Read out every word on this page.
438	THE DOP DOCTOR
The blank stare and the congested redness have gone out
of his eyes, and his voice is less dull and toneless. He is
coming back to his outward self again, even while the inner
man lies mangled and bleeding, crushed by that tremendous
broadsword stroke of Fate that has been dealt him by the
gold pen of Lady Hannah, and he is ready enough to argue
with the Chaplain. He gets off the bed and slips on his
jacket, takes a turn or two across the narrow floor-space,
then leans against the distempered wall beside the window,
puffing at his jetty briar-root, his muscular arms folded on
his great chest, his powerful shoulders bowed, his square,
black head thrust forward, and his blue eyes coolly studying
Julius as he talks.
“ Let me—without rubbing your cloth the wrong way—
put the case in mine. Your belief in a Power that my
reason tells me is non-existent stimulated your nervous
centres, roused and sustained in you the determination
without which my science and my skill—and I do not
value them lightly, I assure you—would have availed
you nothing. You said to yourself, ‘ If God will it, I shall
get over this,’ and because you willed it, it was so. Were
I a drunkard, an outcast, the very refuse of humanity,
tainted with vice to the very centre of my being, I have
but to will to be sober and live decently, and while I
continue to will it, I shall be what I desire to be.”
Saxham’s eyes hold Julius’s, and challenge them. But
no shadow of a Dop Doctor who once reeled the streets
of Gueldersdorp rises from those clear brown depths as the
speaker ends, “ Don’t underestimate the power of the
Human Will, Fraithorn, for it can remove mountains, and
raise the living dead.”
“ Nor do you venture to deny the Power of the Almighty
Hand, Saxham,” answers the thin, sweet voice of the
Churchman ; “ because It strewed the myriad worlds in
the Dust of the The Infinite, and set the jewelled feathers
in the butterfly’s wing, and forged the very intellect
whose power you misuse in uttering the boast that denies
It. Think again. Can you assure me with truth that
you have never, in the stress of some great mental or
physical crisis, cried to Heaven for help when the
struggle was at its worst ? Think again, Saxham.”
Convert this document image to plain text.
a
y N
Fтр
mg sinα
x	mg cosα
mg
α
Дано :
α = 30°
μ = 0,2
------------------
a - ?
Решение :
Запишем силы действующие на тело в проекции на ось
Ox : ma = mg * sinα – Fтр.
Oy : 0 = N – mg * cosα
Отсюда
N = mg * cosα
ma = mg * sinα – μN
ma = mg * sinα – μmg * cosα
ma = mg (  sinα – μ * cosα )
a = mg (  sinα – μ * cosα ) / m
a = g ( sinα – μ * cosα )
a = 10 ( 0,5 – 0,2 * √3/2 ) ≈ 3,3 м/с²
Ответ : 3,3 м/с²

────────

Short exercise ▸
Count how many lines contain "have" and give only that count.

Response below ▸
4